* **Exercise material**:
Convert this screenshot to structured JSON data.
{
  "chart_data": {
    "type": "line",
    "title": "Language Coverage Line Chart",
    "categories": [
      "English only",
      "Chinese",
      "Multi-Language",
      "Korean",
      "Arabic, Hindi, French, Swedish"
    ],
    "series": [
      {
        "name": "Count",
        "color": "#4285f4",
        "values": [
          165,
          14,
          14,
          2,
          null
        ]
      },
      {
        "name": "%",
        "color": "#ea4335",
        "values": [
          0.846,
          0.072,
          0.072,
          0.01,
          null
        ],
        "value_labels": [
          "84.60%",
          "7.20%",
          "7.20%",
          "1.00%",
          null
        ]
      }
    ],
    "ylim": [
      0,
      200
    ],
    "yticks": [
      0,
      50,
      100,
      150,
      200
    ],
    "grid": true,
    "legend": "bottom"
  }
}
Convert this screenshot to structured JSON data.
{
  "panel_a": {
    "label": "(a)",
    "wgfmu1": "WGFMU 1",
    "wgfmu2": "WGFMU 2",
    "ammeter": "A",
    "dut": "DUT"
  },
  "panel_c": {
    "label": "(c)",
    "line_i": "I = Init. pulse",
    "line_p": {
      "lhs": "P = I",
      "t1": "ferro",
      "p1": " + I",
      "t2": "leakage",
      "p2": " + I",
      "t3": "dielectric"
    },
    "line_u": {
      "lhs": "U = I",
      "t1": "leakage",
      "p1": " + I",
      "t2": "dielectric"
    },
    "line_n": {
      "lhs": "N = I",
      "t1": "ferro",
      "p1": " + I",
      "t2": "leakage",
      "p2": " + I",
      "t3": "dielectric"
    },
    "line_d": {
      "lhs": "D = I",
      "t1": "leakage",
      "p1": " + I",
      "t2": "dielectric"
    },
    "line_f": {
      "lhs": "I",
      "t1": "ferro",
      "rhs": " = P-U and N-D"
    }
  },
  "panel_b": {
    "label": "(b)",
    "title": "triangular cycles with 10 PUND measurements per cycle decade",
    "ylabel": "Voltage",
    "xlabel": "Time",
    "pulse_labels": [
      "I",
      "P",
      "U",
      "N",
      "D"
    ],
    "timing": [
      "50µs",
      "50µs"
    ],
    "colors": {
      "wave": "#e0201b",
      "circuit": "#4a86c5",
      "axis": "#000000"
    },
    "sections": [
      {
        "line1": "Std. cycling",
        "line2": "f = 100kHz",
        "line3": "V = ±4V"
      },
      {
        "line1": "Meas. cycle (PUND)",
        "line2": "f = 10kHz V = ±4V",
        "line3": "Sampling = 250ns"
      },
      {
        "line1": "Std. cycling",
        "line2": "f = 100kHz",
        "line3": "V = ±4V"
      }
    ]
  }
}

* **Written problem**: Extract every line containing the string "Language" from the material.

* **Answer for the task**:
    "title": "Language Coverage Line Chart",
      "Multi-Language",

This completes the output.